** begin Record excerpts **
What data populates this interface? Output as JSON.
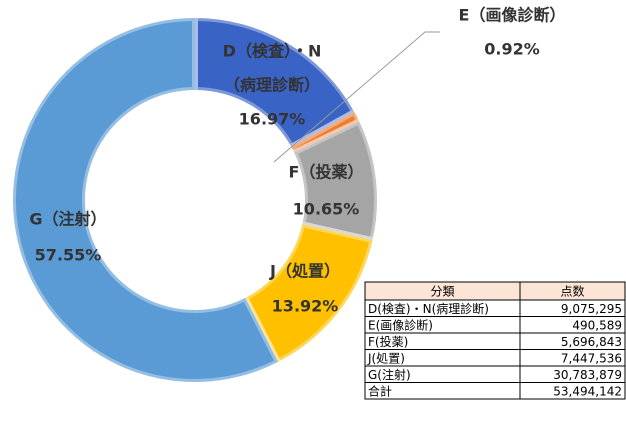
{
  "chart_data": {
    "type": "donut",
    "categories": [
      [
        "D（検査）・N",
        "（病理診断）"
      ],
      [
        "E（画像診断）"
      ],
      [
        "F（投薬）"
      ],
      [
        "J（処置）"
      ],
      [
        "G（注射）"
      ]
    ],
    "values": [
      16.97,
      0.92,
      10.65,
      13.92,
      57.55
    ],
    "value_labels": [
      "16.97%",
      "0.92%",
      "10.65%",
      "13.92%",
      "57.55%"
    ],
    "colors": [
      "#3a63c6",
      "#ed7d31",
      "#a5a5a5",
      "#ffc000",
      "#5b9bd5"
    ]
  },
  "table": {
    "header": [
      "分類",
      "点数"
    ],
    "rows": [
      [
        "D(検査)・N(病理診断)",
        "9,075,295"
      ],
      [
        "E(画像診断)",
        "490,589"
      ],
      [
        "F(投薬)",
        "5,696,843"
      ],
      [
        "J(処置)",
        "7,447,536"
      ],
      [
        "G(注射)",
        "30,783,879"
      ],
      [
        "合計",
        "53,494,142"
      ]
    ]
  }
}
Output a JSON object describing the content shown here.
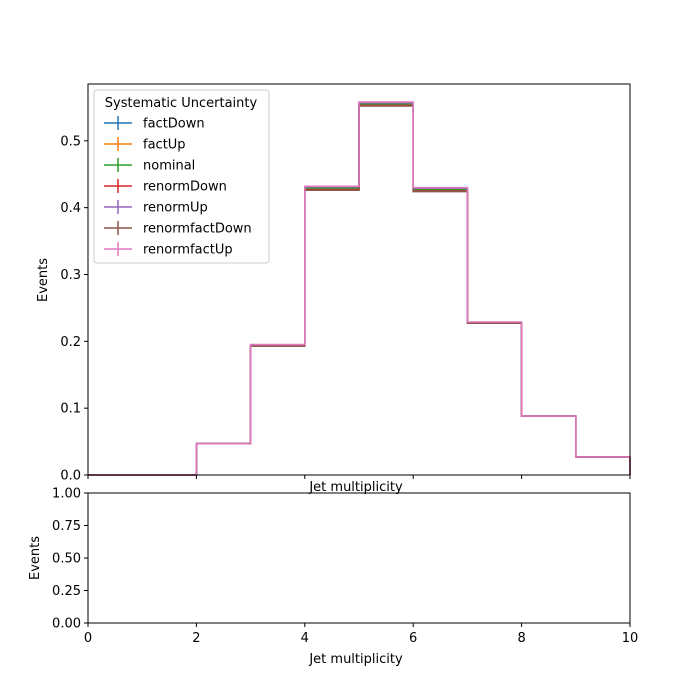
** end Record excerpts **
Requirements = Omit the pictures and give the material again, exactly and in full.

Task solution =
What data populates this interface? Output as JSON.
{
  "chart_data": {
    "type": "donut",
    "categories": [
      [
        "D（検査）・N",
        "（病理診断）"
      ],
      [
        "E（画像診断）"
      ],
      [
        "F（投薬）"
      ],
      [
        "J（処置）"
      ],
      [
        "G（注射）"
      ]
    ],
    "values": [
      16.97,
      0.92,
      10.65,
      13.92,
      57.55
    ],
    "value_labels": [
      "16.97%",
      "0.92%",
      "10.65%",
      "13.92%",
      "57.55%"
    ],
    "colors": [
      "#3a63c6",
      "#ed7d31",
      "#a5a5a5",
      "#ffc000",
      "#5b9bd5"
    ]
  },
  "table": {
    "header": [
      "分類",
      "点数"
    ],
    "rows": [
      [
        "D(検査)・N(病理診断)",
        "9,075,295"
      ],
      [
        "E(画像診断)",
        "490,589"
      ],
      [
        "F(投薬)",
        "5,696,843"
      ],
      [
        "J(処置)",
        "7,447,536"
      ],
      [
        "G(注射)",
        "30,783,879"
      ],
      [
        "合計",
        "53,494,142"
      ]
    ]
  }
}
Output a JSON object describing the content shown here.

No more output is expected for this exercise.